::: INFORMATION SHOWN

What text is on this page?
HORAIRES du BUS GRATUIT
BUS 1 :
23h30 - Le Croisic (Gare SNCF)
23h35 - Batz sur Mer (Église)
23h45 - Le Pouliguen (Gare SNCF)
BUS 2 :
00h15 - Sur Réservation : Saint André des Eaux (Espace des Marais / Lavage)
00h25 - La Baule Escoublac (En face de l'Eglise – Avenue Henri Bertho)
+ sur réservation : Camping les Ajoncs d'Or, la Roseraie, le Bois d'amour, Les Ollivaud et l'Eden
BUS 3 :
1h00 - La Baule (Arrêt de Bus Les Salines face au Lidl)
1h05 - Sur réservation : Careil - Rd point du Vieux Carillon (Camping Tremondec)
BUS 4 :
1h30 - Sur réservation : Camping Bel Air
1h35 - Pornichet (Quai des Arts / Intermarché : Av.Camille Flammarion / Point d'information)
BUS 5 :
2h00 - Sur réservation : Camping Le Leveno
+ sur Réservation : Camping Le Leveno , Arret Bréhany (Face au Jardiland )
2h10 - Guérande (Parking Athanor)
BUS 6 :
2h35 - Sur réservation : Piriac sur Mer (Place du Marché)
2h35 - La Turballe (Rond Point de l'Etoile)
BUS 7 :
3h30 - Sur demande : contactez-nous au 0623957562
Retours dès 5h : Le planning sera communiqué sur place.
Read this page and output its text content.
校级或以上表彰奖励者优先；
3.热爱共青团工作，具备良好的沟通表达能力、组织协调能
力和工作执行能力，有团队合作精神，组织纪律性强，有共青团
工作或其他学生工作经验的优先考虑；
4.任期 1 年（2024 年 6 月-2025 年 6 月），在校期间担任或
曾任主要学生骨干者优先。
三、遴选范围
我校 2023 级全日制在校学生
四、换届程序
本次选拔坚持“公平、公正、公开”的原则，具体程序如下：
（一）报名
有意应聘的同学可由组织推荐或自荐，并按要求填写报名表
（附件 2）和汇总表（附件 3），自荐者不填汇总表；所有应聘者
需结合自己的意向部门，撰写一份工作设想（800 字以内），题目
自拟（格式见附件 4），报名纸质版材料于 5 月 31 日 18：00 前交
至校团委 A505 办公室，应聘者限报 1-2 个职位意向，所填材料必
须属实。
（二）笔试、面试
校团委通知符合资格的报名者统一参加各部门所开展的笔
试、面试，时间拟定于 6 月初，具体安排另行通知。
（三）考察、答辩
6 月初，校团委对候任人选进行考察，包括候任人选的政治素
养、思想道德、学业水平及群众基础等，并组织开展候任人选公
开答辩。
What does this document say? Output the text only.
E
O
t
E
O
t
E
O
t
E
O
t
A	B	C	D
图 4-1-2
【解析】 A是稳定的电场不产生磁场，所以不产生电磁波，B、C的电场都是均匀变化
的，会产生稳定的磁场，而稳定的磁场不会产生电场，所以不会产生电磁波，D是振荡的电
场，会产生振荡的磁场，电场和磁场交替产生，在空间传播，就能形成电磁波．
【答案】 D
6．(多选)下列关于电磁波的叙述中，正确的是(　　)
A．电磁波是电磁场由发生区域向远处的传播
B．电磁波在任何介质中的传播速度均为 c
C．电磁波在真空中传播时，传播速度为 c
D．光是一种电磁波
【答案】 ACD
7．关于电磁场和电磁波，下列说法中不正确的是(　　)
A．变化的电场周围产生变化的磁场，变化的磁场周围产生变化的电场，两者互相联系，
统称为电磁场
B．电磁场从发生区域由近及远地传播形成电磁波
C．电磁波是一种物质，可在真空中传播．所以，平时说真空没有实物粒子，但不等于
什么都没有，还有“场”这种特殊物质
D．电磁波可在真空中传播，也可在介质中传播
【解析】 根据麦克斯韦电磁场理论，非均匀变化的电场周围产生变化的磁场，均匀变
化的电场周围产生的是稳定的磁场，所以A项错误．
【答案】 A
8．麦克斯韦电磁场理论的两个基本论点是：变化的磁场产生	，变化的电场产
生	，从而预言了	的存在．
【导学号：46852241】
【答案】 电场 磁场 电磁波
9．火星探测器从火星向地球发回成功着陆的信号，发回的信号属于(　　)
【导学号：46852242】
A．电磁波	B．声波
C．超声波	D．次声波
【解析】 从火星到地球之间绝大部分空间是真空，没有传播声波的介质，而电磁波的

::::::

■ AIM:
Print back all the lines verbatim.

■ TASK OUTPUT:
What text is on this page?
HORAIRES du BUS GRATUIT
BUS 1 :
23h30 - Le Croisic (Gare SNCF)
23h35 - Batz sur Mer (Église)
23h45 - Le Pouliguen (Gare SNCF)
BUS 2 :
00h15 - Sur Réservation : Saint André des Eaux (Espace des Marais / Lavage)
00h25 - La Baule Escoublac (En face de l'Eglise – Avenue Henri Bertho)
+ sur réservation : Camping les Ajoncs d'Or, la Roseraie, le Bois d'amour, Les Ollivaud et l'Eden
BUS 3 :
1h00 - La Baule (Arrêt de Bus Les Salines face au Lidl)
1h05 - Sur réservation : Careil - Rd point du Vieux Carillon (Camping Tremondec)
BUS 4 :
1h30 - Sur réservation : Camping Bel Air
1h35 - Pornichet (Quai des Arts / Intermarché : Av.Camille Flammarion / Point d'information)
BUS 5 :
2h00 - Sur réservation : Camping Le Leveno
+ sur Réservation : Camping Le Leveno , Arret Bréhany (Face au Jardiland )
2h10 - Guérande (Parking Athanor)
BUS 6 :
2h35 - Sur réservation : Piriac sur Mer (Place du Marché)
2h35 - La Turballe (Rond Point de l'Etoile)
BUS 7 :
3h30 - Sur demande : contactez-nous au 0623957562
Retours dès 5h : Le planning sera communiqué sur place.
Read this page and output its text content.
校级或以上表彰奖励者优先；
3.热爱共青团工作，具备良好的沟通表达能力、组织协调能
力和工作执行能力，有团队合作精神，组织纪律性强，有共青团
工作或其他学生工作经验的优先考虑；
4.任期 1 年（2024 年 6 月-2025 年 6 月），在校期间担任或
曾任主要学生骨干者优先。
三、遴选范围
我校 2023 级全日制在校学生
四、换届程序
本次选拔坚持“公平、公正、公开”的原则，具体程序如下：
（一）报名
有意应聘的同学可由组织推荐或自荐，并按要求填写报名表
（附件 2）和汇总表（附件 3），自荐者不填汇总表；所有应聘者
需结合自己的意向部门，撰写一份工作设想（800 字以内），题目
自拟（格式见附件 4），报名纸质版材料于 5 月 31 日 18：00 前交
至校团委 A505 办公室，应聘者限报 1-2 个职位意向，所填材料必
须属实。
（二）笔试、面试
校团委通知符合资格的报名者统一参加各部门所开展的笔
试、面试，时间拟定于 6 月初，具体安排另行通知。
（三）考察、答辩
6 月初，校团委对候任人选进行考察，包括候任人选的政治素
养、思想道德、学业水平及群众基础等，并组织开展候任人选公
开答辩。
What does this document say? Output the text only.
E
O
t
E
O
t
E
O
t
E
O
t
A	B	C	D
图 4-1-2
【解析】 A是稳定的电场不产生磁场，所以不产生电磁波，B、C的电场都是均匀变化
的，会产生稳定的磁场，而稳定的磁场不会产生电场，所以不会产生电磁波，D是振荡的电
场，会产生振荡的磁场，电场和磁场交替产生，在空间传播，就能形成电磁波．
【答案】 D
6．(多选)下列关于电磁波的叙述中，正确的是(　　)
A．电磁波是电磁场由发生区域向远处的传播
B．电磁波在任何介质中的传播速度均为 c
C．电磁波在真空中传播时，传播速度为 c
D．光是一种电磁波
【答案】 ACD
7．关于电磁场和电磁波，下列说法中不正确的是(　　)
A．变化的电场周围产生变化的磁场，变化的磁场周围产生变化的电场，两者互相联系，
统称为电磁场
B．电磁场从发生区域由近及远地传播形成电磁波
C．电磁波是一种物质，可在真空中传播．所以，平时说真空没有实物粒子，但不等于
什么都没有，还有“场”这种特殊物质
D．电磁波可在真空中传播，也可在介质中传播
【解析】 根据麦克斯韦电磁场理论，非均匀变化的电场周围产生变化的磁场，均匀变
化的电场周围产生的是稳定的磁场，所以A项错误．
【答案】 A
8．麦克斯韦电磁场理论的两个基本论点是：变化的磁场产生	，变化的电场产
生	，从而预言了	的存在．
【导学号：46852241】
【答案】 电场 磁场 电磁波
9．火星探测器从火星向地球发回成功着陆的信号，发回的信号属于(　　)
【导学号：46852242】
A．电磁波	B．声波
C．超声波	D．次声波
【解析】 从火星到地球之间绝大部分空间是真空，没有传播声波的介质，而电磁波的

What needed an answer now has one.